Short problem –
Print the entries below word for word; the pictures stay out of your copy.

┌──

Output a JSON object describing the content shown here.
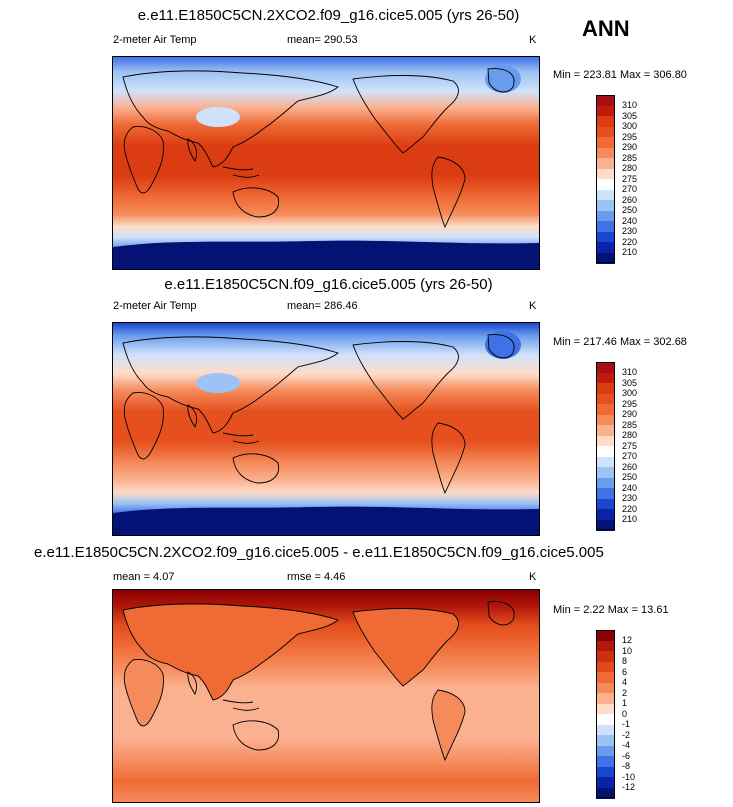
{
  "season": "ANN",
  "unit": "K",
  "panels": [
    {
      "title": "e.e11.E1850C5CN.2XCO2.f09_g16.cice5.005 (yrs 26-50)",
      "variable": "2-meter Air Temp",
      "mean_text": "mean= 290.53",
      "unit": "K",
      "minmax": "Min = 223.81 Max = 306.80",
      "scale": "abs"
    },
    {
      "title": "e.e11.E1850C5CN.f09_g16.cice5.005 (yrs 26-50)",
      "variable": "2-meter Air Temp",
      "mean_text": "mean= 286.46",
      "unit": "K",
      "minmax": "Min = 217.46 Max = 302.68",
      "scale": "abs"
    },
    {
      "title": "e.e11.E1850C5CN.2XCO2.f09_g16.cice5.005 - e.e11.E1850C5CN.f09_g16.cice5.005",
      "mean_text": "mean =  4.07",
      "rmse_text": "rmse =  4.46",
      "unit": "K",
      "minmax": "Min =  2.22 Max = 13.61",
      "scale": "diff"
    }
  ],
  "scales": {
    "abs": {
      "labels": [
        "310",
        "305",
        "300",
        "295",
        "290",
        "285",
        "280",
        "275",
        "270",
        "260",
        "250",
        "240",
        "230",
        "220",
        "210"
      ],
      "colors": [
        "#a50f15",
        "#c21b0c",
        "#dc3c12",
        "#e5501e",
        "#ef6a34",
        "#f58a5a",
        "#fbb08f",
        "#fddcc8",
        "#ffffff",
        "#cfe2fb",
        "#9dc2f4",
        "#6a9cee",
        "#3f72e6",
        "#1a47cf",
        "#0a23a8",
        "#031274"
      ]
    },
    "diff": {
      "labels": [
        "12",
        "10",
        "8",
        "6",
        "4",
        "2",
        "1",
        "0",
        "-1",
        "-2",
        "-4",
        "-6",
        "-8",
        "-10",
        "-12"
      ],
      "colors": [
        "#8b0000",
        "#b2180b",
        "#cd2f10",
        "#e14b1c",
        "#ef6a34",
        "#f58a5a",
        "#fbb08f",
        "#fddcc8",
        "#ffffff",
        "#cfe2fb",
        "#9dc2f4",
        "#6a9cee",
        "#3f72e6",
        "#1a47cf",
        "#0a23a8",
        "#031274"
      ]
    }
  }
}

└──

Finished exercise –
Output a JSON object describing the content shown here.
{
  "season": "ANN",
  "unit": "K",
  "panels": [
    {
      "title": "e.e11.E1850C5CN.2XCO2.f09_g16.cice5.005 (yrs 26-50)",
      "variable": "2-meter Air Temp",
      "mean_text": "mean= 290.53",
      "unit": "K",
      "minmax": "Min = 223.81 Max = 306.80",
      "scale": "abs"
    },
    {
      "title": "e.e11.E1850C5CN.f09_g16.cice5.005 (yrs 26-50)",
      "variable": "2-meter Air Temp",
      "mean_text": "mean= 286.46",
      "unit": "K",
      "minmax": "Min = 217.46 Max = 302.68",
      "scale": "abs"
    },
    {
      "title": "e.e11.E1850C5CN.2XCO2.f09_g16.cice5.005 - e.e11.E1850C5CN.f09_g16.cice5.005",
      "mean_text": "mean =  4.07",
      "rmse_text": "rmse =  4.46",
      "unit": "K",
      "minmax": "Min =  2.22 Max = 13.61",
      "scale": "diff"
    }
  ],
  "scales": {
    "abs": {
      "labels": [
        "310",
        "305",
        "300",
        "295",
        "290",
        "285",
        "280",
        "275",
        "270",
        "260",
        "250",
        "240",
        "230",
        "220",
        "210"
      ],
      "colors": [
        "#a50f15",
        "#c21b0c",
        "#dc3c12",
        "#e5501e",
        "#ef6a34",
        "#f58a5a",
        "#fbb08f",
        "#fddcc8",
        "#ffffff",
        "#cfe2fb",
        "#9dc2f4",
        "#6a9cee",
        "#3f72e6",
        "#1a47cf",
        "#0a23a8",
        "#031274"
      ]
    },
    "diff": {
      "labels": [
        "12",
        "10",
        "8",
        "6",
        "4",
        "2",
        "1",
        "0",
        "-1",
        "-2",
        "-4",
        "-6",
        "-8",
        "-10",
        "-12"
      ],
      "colors": [
        "#8b0000",
        "#b2180b",
        "#cd2f10",
        "#e14b1c",
        "#ef6a34",
        "#f58a5a",
        "#fbb08f",
        "#fddcc8",
        "#ffffff",
        "#cfe2fb",
        "#9dc2f4",
        "#6a9cee",
        "#3f72e6",
        "#1a47cf",
        "#0a23a8",
        "#031274"
      ]
    }
  }
}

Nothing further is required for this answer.